What the exercise asks - Which lines in the records below contain the word "this"? Copy each one out.

Source material -

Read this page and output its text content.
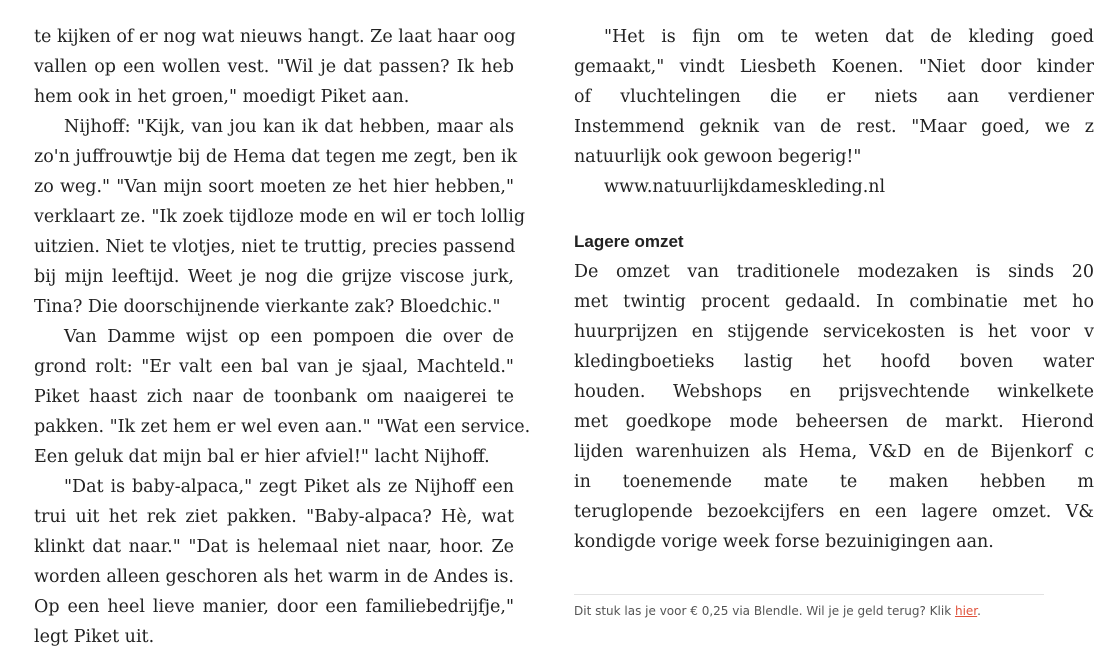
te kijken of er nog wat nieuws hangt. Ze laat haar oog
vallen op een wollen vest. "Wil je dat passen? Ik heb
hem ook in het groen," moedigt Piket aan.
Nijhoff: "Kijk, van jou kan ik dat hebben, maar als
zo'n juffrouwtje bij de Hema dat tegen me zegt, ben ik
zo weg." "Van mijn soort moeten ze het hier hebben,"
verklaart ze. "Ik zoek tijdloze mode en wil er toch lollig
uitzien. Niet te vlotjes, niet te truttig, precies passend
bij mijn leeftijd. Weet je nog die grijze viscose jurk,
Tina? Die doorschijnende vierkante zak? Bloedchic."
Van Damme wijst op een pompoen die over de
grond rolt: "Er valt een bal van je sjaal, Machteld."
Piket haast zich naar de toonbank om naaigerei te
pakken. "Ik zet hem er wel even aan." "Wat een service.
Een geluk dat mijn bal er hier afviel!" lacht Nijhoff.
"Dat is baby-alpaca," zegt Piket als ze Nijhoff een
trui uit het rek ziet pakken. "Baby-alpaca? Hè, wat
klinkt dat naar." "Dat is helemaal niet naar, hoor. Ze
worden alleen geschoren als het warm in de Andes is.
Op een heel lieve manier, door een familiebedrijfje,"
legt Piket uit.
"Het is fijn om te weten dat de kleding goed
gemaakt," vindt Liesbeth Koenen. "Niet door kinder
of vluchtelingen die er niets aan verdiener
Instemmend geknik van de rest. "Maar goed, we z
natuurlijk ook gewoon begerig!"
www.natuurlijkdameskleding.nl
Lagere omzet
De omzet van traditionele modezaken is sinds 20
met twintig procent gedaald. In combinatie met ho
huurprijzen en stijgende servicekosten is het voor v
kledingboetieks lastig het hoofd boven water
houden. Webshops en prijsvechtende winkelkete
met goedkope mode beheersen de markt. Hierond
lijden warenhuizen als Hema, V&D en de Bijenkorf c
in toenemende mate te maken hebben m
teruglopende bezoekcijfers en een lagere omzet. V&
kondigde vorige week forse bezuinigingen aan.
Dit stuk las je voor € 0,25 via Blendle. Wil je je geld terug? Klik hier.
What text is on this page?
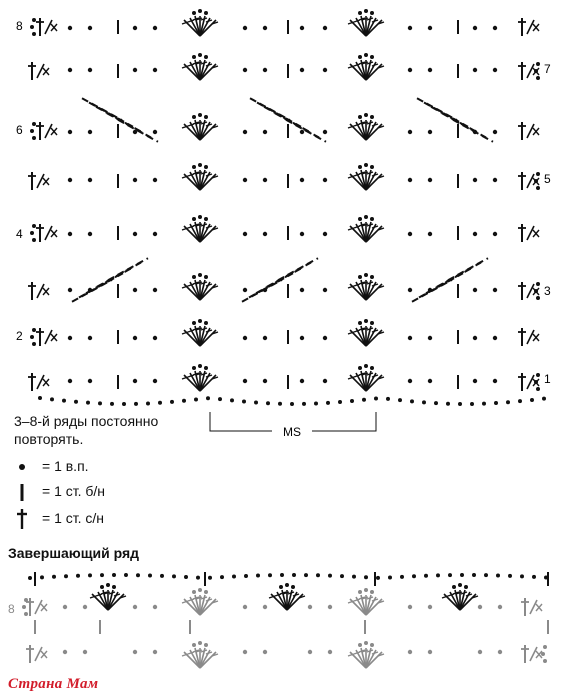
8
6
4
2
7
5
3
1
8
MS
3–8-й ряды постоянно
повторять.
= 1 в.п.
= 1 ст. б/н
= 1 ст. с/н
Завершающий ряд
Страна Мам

Result -
Read this page and output its text content.
What text is on this page?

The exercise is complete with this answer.